= Task directions =
Search the data below for "JSON"; list each line that holds it.

= Provided records =
--- BEGIN ---
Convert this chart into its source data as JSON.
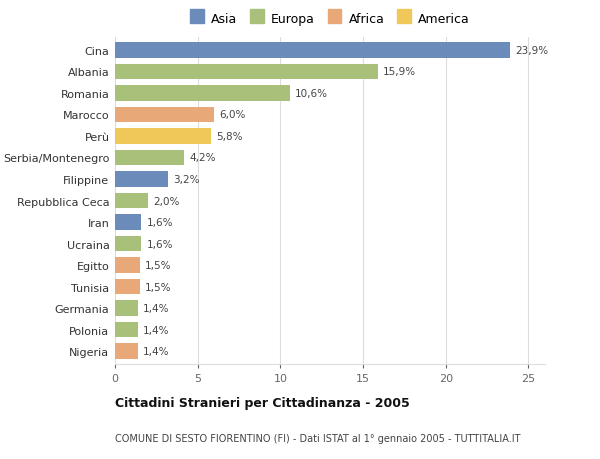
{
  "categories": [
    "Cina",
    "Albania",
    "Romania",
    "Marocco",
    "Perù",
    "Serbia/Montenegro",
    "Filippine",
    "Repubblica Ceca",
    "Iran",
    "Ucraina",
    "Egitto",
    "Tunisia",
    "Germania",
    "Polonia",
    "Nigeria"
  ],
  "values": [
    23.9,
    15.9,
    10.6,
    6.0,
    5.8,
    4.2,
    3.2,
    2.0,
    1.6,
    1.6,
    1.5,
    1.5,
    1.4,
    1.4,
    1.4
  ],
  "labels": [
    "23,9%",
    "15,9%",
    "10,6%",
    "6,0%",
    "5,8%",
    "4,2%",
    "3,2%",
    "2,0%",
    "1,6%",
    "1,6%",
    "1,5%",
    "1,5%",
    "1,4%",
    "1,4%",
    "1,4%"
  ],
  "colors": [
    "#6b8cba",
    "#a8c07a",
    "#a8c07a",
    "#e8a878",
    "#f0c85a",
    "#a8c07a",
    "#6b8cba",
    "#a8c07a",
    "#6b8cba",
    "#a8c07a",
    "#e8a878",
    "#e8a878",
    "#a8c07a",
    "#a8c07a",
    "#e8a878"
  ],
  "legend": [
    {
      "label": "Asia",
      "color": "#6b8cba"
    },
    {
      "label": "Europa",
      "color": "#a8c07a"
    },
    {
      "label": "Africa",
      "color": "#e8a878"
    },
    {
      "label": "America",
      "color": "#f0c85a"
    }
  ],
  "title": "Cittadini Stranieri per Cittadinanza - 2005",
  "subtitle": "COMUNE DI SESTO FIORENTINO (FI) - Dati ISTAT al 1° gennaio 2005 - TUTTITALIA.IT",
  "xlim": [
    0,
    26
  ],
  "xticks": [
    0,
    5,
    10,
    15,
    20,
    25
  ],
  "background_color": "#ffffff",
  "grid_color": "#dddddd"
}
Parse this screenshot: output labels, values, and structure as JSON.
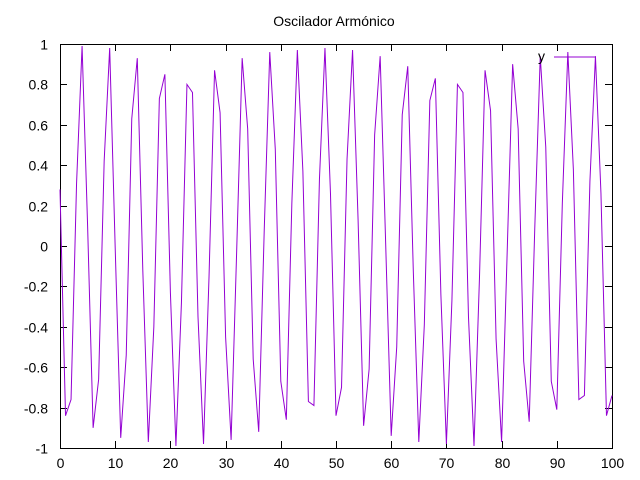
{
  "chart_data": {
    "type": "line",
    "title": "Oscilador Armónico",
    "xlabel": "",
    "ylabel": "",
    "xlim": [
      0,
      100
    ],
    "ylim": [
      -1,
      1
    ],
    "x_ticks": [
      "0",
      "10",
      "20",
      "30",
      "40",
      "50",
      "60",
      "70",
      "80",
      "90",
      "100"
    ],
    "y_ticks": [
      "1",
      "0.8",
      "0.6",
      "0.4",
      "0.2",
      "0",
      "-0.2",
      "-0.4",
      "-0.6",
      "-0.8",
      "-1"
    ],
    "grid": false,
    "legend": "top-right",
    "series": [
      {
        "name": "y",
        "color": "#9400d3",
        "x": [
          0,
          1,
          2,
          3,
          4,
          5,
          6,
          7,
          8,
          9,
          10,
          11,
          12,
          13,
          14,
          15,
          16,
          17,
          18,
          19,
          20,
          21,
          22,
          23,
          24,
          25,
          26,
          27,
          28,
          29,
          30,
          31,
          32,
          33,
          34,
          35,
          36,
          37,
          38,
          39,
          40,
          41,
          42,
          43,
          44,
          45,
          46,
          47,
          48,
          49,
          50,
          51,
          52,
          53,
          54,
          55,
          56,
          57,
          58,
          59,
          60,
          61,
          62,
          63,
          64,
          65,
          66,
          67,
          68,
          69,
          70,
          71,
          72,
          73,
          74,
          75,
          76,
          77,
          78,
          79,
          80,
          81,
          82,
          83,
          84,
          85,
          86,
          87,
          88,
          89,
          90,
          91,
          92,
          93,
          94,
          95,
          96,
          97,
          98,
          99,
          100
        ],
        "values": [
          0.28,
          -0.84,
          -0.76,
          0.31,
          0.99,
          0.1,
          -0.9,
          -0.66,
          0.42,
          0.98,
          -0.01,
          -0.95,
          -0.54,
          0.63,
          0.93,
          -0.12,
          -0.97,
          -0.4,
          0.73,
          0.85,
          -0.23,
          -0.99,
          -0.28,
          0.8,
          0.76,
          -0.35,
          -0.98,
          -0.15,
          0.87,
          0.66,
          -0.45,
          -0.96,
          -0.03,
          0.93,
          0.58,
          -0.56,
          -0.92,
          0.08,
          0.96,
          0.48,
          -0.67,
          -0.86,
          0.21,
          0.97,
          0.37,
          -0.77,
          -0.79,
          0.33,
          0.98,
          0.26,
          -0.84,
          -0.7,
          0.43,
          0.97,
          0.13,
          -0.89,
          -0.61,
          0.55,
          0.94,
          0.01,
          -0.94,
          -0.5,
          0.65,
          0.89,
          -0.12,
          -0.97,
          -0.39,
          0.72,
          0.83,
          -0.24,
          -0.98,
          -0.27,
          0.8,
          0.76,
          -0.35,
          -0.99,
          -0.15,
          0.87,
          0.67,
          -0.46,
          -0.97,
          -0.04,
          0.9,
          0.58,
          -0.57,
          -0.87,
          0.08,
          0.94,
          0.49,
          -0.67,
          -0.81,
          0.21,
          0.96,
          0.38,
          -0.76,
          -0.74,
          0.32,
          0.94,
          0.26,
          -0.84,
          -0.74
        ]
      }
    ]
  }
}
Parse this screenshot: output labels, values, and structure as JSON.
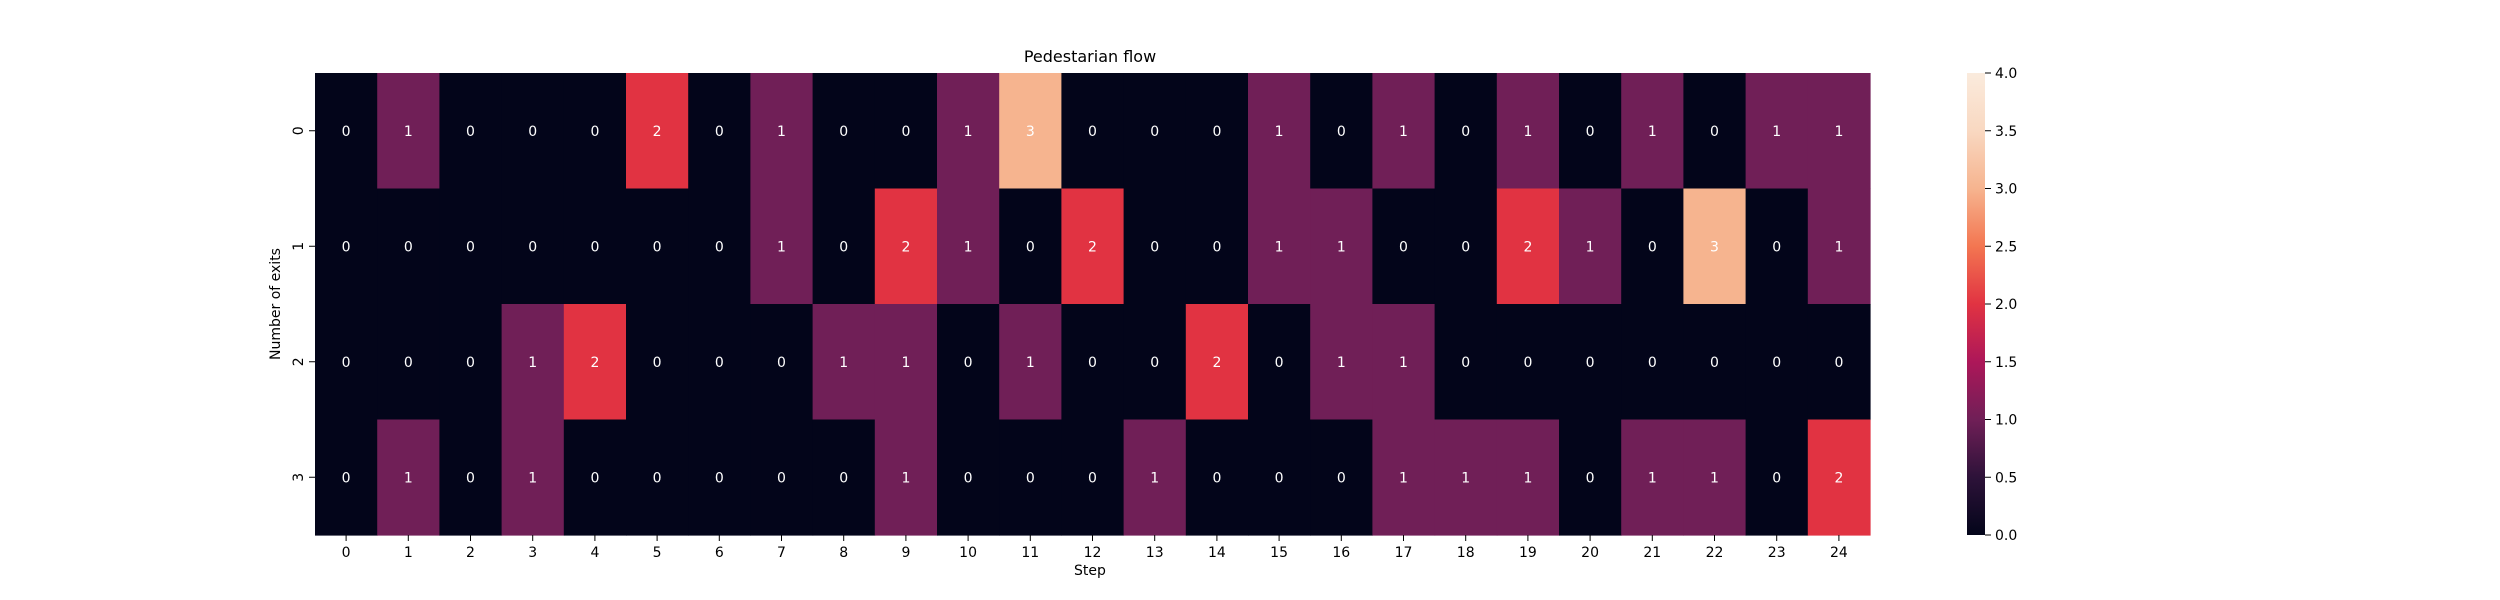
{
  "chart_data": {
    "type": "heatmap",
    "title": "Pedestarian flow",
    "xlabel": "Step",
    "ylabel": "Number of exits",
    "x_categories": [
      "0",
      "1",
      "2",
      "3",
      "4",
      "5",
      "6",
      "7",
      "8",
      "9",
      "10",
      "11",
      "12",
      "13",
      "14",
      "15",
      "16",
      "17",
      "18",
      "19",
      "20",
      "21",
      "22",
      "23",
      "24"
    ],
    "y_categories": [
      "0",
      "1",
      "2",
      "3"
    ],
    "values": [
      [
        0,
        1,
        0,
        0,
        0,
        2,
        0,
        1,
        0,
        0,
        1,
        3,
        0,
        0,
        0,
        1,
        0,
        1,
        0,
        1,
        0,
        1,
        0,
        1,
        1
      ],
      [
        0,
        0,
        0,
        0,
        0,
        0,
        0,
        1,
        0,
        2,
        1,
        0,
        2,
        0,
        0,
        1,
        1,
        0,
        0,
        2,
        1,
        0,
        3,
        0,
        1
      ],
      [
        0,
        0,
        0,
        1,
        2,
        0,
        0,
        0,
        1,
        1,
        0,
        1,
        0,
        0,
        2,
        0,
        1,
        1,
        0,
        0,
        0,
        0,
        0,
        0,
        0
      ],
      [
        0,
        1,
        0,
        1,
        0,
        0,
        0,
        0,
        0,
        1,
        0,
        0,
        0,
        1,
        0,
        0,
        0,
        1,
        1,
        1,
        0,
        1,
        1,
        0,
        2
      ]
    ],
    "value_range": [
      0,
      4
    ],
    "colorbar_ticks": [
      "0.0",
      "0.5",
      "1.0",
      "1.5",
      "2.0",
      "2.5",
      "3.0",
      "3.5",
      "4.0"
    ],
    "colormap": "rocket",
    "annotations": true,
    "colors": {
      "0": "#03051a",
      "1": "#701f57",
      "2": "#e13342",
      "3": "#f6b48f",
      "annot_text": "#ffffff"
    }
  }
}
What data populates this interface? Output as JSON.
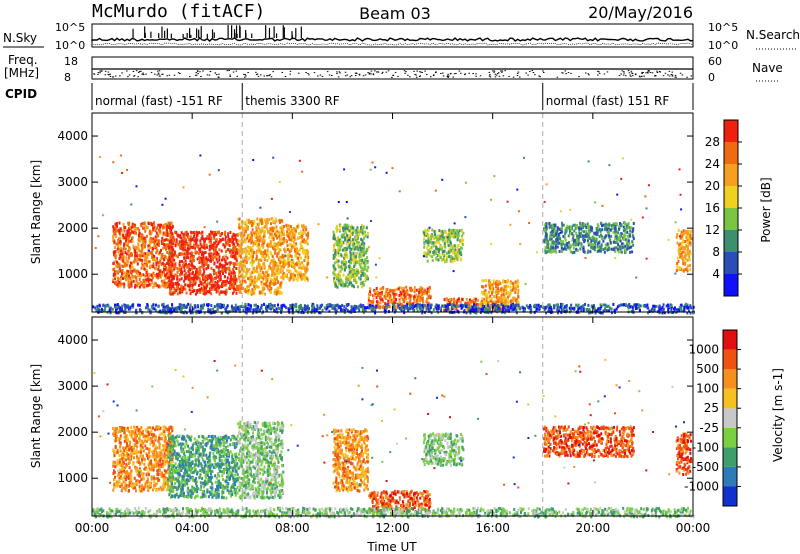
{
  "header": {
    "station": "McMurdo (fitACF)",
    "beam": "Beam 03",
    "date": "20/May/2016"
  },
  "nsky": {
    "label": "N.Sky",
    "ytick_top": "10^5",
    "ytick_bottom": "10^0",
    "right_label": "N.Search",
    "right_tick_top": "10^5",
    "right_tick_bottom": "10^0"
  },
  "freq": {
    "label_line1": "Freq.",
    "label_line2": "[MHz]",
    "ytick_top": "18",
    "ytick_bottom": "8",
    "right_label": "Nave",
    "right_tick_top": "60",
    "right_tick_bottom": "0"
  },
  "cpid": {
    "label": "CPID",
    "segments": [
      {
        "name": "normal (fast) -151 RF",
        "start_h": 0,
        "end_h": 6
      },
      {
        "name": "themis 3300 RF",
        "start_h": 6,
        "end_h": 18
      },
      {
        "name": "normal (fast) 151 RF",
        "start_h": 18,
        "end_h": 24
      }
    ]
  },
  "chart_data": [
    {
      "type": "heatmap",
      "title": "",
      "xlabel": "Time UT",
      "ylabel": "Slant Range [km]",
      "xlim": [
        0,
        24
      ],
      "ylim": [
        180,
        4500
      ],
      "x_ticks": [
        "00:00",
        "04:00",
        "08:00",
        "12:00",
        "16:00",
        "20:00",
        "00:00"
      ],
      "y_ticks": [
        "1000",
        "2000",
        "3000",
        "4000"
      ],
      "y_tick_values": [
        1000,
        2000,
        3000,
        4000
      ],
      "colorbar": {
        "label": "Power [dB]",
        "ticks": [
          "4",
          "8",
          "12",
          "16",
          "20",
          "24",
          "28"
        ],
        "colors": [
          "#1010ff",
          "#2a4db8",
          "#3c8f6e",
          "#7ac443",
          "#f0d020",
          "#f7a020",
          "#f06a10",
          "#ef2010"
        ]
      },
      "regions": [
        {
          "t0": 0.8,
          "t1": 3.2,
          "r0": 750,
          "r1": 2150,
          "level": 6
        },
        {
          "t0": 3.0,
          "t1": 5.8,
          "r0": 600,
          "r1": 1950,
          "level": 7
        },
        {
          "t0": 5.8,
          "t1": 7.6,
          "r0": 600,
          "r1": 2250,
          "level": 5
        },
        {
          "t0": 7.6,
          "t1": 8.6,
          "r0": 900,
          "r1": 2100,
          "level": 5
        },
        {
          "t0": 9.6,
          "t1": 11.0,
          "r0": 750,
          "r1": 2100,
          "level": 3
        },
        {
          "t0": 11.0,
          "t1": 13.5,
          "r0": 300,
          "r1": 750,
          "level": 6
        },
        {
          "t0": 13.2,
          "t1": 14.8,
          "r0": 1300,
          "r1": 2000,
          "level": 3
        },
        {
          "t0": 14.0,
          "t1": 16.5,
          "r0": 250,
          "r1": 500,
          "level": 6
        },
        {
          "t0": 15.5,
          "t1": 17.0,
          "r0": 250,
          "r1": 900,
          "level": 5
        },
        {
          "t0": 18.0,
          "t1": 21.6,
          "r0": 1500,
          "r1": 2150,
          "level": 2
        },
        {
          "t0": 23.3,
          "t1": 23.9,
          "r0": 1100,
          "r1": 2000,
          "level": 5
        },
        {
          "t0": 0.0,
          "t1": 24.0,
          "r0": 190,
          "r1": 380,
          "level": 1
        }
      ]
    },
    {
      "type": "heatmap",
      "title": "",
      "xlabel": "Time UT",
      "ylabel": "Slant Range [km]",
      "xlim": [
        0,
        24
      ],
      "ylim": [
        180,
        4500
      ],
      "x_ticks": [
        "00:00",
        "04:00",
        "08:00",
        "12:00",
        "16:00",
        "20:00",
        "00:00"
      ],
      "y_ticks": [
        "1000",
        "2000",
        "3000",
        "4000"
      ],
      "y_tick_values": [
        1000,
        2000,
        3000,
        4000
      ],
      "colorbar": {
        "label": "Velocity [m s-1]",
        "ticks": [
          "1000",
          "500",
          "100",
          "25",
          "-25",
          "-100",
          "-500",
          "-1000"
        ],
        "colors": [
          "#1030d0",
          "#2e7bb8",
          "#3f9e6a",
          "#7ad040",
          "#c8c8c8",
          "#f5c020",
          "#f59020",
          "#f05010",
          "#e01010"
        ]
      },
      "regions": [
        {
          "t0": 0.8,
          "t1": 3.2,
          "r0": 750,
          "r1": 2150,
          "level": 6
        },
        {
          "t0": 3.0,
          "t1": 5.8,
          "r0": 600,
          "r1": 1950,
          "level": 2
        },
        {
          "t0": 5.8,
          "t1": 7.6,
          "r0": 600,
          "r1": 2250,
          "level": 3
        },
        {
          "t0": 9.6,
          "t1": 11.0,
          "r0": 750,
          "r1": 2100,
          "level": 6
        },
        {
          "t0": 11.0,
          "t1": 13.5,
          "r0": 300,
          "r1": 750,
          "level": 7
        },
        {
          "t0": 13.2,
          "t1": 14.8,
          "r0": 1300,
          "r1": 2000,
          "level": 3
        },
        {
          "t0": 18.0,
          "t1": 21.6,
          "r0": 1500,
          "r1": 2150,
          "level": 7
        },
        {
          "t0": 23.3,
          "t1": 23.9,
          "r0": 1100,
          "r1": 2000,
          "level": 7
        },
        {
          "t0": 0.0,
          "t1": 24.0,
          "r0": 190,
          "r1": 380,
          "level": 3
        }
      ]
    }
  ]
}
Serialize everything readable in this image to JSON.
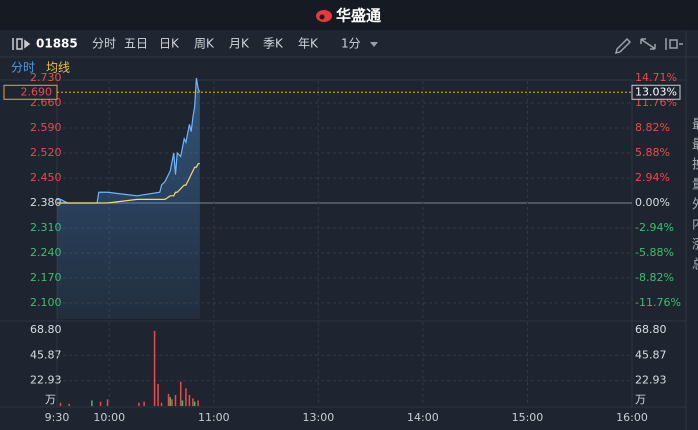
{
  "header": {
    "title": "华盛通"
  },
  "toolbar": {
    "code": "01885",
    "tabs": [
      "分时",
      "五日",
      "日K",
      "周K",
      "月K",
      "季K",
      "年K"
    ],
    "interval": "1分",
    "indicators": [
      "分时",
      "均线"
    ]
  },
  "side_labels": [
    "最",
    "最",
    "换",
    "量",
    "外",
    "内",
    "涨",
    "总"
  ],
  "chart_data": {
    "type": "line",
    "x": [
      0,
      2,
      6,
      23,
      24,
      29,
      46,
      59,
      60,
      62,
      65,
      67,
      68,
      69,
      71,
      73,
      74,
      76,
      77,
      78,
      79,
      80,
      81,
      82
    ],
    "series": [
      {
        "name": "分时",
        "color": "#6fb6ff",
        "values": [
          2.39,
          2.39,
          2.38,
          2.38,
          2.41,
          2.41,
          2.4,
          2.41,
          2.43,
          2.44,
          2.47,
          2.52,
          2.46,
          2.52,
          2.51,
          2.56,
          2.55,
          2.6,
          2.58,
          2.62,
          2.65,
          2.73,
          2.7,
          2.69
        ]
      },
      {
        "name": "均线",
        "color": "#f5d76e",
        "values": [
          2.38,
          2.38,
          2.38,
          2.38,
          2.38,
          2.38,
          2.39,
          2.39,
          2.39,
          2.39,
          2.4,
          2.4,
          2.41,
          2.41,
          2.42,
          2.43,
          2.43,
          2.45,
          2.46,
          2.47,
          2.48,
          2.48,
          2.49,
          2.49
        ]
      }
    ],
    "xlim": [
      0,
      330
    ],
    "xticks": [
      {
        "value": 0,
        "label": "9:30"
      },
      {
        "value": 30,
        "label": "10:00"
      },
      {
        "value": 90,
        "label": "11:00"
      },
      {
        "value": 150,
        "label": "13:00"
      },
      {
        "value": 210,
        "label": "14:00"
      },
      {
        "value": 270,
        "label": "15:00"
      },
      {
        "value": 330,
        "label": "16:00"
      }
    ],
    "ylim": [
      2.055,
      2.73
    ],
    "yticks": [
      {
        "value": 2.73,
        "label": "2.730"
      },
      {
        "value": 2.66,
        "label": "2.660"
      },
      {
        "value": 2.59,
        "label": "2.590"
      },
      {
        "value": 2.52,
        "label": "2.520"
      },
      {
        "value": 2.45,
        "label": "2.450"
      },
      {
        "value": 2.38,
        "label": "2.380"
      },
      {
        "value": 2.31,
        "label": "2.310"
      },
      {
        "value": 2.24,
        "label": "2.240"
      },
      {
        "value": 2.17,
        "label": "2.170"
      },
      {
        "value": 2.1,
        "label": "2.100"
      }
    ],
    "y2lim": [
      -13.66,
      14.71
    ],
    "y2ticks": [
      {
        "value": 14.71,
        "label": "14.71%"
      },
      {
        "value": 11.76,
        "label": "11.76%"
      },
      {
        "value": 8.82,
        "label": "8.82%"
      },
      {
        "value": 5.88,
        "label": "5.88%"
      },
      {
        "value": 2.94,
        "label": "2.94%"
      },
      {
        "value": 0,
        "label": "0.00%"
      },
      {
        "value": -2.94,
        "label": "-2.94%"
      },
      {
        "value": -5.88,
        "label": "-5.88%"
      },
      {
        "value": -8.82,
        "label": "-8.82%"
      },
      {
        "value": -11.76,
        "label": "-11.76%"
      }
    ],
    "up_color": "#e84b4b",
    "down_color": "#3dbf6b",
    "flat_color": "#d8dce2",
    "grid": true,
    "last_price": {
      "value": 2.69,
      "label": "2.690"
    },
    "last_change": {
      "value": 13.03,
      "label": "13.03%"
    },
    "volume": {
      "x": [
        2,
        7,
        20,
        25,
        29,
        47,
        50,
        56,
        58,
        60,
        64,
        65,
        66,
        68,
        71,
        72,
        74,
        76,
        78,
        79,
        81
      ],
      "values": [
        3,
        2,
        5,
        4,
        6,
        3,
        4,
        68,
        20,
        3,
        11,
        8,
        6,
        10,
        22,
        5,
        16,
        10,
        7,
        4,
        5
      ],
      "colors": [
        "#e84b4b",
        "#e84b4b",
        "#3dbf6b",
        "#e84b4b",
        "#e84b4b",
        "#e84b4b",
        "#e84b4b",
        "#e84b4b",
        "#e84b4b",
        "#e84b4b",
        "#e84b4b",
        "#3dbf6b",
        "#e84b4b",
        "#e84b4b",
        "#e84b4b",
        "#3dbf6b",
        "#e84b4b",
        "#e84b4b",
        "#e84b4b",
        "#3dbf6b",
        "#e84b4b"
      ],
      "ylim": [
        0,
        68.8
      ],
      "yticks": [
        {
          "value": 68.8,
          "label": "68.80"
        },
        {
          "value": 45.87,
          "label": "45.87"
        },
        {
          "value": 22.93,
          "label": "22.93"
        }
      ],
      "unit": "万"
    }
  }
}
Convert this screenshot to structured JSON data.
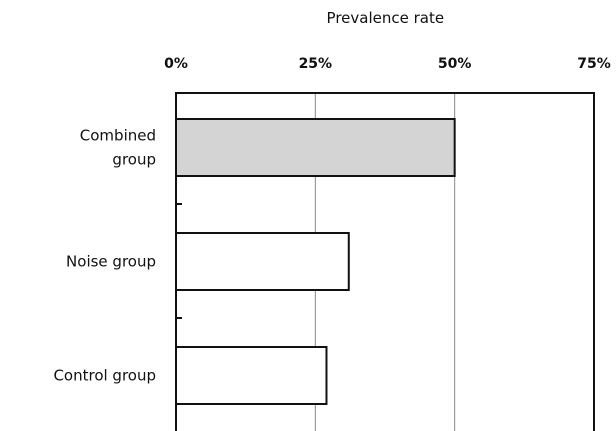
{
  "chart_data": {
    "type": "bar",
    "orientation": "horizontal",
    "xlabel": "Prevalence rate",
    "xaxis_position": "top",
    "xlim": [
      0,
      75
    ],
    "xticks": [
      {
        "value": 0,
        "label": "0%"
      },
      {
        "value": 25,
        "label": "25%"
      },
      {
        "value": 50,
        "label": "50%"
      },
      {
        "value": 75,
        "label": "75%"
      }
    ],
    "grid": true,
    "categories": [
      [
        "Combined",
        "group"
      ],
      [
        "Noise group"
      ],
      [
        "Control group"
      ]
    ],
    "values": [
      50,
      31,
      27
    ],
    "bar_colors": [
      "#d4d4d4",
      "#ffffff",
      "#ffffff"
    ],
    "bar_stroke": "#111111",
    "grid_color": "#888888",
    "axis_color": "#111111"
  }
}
--- END ---
= In response =
Convert this chart into its source data as JSON.
Parse this screenshot: output labels, values, and structure as JSON.
Parse this screenshot: output labels, values, and structure as JSON.
What data populates this interface? Output as JSON.
Serialize everything readable in this image to JSON.
Convert this screenshot to structured JSON data.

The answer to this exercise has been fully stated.